+++ LISTING

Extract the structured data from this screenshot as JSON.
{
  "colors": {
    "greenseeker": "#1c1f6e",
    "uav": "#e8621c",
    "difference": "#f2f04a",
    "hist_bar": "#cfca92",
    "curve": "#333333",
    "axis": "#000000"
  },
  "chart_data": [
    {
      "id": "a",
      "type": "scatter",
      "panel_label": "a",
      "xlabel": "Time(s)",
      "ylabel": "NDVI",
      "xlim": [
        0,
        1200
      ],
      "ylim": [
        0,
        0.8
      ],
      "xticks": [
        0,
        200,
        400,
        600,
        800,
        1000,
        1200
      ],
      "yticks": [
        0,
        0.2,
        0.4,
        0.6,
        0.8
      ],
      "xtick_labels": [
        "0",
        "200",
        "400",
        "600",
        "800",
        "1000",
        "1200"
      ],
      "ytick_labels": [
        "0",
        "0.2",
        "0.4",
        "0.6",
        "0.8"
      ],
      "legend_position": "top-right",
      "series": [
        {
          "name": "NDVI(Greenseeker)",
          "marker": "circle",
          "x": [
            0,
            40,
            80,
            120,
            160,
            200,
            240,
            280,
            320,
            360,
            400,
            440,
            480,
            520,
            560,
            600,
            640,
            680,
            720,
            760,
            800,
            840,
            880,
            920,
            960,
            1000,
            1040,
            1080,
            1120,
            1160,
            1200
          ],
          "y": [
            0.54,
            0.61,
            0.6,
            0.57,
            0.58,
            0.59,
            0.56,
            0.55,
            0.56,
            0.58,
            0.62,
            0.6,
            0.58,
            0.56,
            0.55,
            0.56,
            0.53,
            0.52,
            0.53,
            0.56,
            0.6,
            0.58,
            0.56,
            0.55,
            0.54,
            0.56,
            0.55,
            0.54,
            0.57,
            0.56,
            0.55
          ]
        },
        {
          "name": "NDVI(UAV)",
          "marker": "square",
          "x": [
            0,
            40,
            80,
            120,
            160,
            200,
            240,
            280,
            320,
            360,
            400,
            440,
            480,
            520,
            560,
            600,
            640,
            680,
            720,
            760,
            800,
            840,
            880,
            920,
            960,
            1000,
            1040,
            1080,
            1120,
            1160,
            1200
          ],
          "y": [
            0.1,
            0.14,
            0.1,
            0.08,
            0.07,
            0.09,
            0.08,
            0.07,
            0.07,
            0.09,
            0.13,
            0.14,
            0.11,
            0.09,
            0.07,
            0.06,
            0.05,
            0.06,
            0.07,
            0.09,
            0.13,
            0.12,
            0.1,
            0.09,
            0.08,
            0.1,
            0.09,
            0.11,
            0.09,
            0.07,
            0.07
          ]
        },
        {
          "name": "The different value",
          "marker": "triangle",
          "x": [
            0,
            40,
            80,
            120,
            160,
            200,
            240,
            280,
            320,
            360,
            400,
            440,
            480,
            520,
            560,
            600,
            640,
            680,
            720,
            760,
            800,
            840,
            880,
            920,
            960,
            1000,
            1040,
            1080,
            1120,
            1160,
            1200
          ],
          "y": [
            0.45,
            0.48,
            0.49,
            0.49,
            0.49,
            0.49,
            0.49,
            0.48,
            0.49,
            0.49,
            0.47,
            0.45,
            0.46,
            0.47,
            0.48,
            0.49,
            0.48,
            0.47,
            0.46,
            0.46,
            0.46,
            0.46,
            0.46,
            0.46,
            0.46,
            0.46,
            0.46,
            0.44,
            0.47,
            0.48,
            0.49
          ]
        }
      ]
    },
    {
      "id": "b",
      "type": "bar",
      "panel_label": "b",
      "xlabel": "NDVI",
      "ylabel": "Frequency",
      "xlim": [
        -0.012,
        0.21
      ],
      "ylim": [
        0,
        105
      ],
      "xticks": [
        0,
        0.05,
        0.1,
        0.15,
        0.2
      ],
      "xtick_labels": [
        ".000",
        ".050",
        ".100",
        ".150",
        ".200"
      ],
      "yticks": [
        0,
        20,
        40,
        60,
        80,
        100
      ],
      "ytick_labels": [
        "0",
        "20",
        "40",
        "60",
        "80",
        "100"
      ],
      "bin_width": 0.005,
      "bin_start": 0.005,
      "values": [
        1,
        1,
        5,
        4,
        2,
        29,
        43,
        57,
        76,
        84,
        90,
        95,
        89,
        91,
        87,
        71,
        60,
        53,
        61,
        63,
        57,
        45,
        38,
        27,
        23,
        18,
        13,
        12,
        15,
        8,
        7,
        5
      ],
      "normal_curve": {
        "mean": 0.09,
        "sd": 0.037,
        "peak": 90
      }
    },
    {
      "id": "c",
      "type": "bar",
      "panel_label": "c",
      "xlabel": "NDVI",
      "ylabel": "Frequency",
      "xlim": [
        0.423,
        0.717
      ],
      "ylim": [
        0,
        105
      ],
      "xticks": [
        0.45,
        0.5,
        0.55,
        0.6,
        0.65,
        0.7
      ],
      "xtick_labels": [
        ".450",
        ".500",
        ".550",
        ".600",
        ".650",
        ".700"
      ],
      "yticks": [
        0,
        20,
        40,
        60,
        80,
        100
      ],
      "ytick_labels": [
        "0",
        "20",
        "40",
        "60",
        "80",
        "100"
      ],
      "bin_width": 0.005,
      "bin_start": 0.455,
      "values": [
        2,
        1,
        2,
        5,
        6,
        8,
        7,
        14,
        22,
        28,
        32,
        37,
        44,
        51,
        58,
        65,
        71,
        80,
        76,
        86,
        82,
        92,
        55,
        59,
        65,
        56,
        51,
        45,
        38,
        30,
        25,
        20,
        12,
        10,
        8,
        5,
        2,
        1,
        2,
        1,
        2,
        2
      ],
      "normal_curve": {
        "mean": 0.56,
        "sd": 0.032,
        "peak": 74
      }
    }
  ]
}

++++++

**WHAT IS ASKED**
Transcribe all entries exactly as they are given.

**OUTPUT BELOW**
Extract the structured data from this screenshot as JSON.
{
  "colors": {
    "greenseeker": "#1c1f6e",
    "uav": "#e8621c",
    "difference": "#f2f04a",
    "hist_bar": "#cfca92",
    "curve": "#333333",
    "axis": "#000000"
  },
  "chart_data": [
    {
      "id": "a",
      "type": "scatter",
      "panel_label": "a",
      "xlabel": "Time(s)",
      "ylabel": "NDVI",
      "xlim": [
        0,
        1200
      ],
      "ylim": [
        0,
        0.8
      ],
      "xticks": [
        0,
        200,
        400,
        600,
        800,
        1000,
        1200
      ],
      "yticks": [
        0,
        0.2,
        0.4,
        0.6,
        0.8
      ],
      "xtick_labels": [
        "0",
        "200",
        "400",
        "600",
        "800",
        "1000",
        "1200"
      ],
      "ytick_labels": [
        "0",
        "0.2",
        "0.4",
        "0.6",
        "0.8"
      ],
      "legend_position": "top-right",
      "series": [
        {
          "name": "NDVI(Greenseeker)",
          "marker": "circle",
          "x": [
            0,
            40,
            80,
            120,
            160,
            200,
            240,
            280,
            320,
            360,
            400,
            440,
            480,
            520,
            560,
            600,
            640,
            680,
            720,
            760,
            800,
            840,
            880,
            920,
            960,
            1000,
            1040,
            1080,
            1120,
            1160,
            1200
          ],
          "y": [
            0.54,
            0.61,
            0.6,
            0.57,
            0.58,
            0.59,
            0.56,
            0.55,
            0.56,
            0.58,
            0.62,
            0.6,
            0.58,
            0.56,
            0.55,
            0.56,
            0.53,
            0.52,
            0.53,
            0.56,
            0.6,
            0.58,
            0.56,
            0.55,
            0.54,
            0.56,
            0.55,
            0.54,
            0.57,
            0.56,
            0.55
          ]
        },
        {
          "name": "NDVI(UAV)",
          "marker": "square",
          "x": [
            0,
            40,
            80,
            120,
            160,
            200,
            240,
            280,
            320,
            360,
            400,
            440,
            480,
            520,
            560,
            600,
            640,
            680,
            720,
            760,
            800,
            840,
            880,
            920,
            960,
            1000,
            1040,
            1080,
            1120,
            1160,
            1200
          ],
          "y": [
            0.1,
            0.14,
            0.1,
            0.08,
            0.07,
            0.09,
            0.08,
            0.07,
            0.07,
            0.09,
            0.13,
            0.14,
            0.11,
            0.09,
            0.07,
            0.06,
            0.05,
            0.06,
            0.07,
            0.09,
            0.13,
            0.12,
            0.1,
            0.09,
            0.08,
            0.1,
            0.09,
            0.11,
            0.09,
            0.07,
            0.07
          ]
        },
        {
          "name": "The different value",
          "marker": "triangle",
          "x": [
            0,
            40,
            80,
            120,
            160,
            200,
            240,
            280,
            320,
            360,
            400,
            440,
            480,
            520,
            560,
            600,
            640,
            680,
            720,
            760,
            800,
            840,
            880,
            920,
            960,
            1000,
            1040,
            1080,
            1120,
            1160,
            1200
          ],
          "y": [
            0.45,
            0.48,
            0.49,
            0.49,
            0.49,
            0.49,
            0.49,
            0.48,
            0.49,
            0.49,
            0.47,
            0.45,
            0.46,
            0.47,
            0.48,
            0.49,
            0.48,
            0.47,
            0.46,
            0.46,
            0.46,
            0.46,
            0.46,
            0.46,
            0.46,
            0.46,
            0.46,
            0.44,
            0.47,
            0.48,
            0.49
          ]
        }
      ]
    },
    {
      "id": "b",
      "type": "bar",
      "panel_label": "b",
      "xlabel": "NDVI",
      "ylabel": "Frequency",
      "xlim": [
        -0.012,
        0.21
      ],
      "ylim": [
        0,
        105
      ],
      "xticks": [
        0,
        0.05,
        0.1,
        0.15,
        0.2
      ],
      "xtick_labels": [
        ".000",
        ".050",
        ".100",
        ".150",
        ".200"
      ],
      "yticks": [
        0,
        20,
        40,
        60,
        80,
        100
      ],
      "ytick_labels": [
        "0",
        "20",
        "40",
        "60",
        "80",
        "100"
      ],
      "bin_width": 0.005,
      "bin_start": 0.005,
      "values": [
        1,
        1,
        5,
        4,
        2,
        29,
        43,
        57,
        76,
        84,
        90,
        95,
        89,
        91,
        87,
        71,
        60,
        53,
        61,
        63,
        57,
        45,
        38,
        27,
        23,
        18,
        13,
        12,
        15,
        8,
        7,
        5
      ],
      "normal_curve": {
        "mean": 0.09,
        "sd": 0.037,
        "peak": 90
      }
    },
    {
      "id": "c",
      "type": "bar",
      "panel_label": "c",
      "xlabel": "NDVI",
      "ylabel": "Frequency",
      "xlim": [
        0.423,
        0.717
      ],
      "ylim": [
        0,
        105
      ],
      "xticks": [
        0.45,
        0.5,
        0.55,
        0.6,
        0.65,
        0.7
      ],
      "xtick_labels": [
        ".450",
        ".500",
        ".550",
        ".600",
        ".650",
        ".700"
      ],
      "yticks": [
        0,
        20,
        40,
        60,
        80,
        100
      ],
      "ytick_labels": [
        "0",
        "20",
        "40",
        "60",
        "80",
        "100"
      ],
      "bin_width": 0.005,
      "bin_start": 0.455,
      "values": [
        2,
        1,
        2,
        5,
        6,
        8,
        7,
        14,
        22,
        28,
        32,
        37,
        44,
        51,
        58,
        65,
        71,
        80,
        76,
        86,
        82,
        92,
        55,
        59,
        65,
        56,
        51,
        45,
        38,
        30,
        25,
        20,
        12,
        10,
        8,
        5,
        2,
        1,
        2,
        1,
        2,
        2
      ],
      "normal_curve": {
        "mean": 0.56,
        "sd": 0.032,
        "peak": 74
      }
    }
  ]
}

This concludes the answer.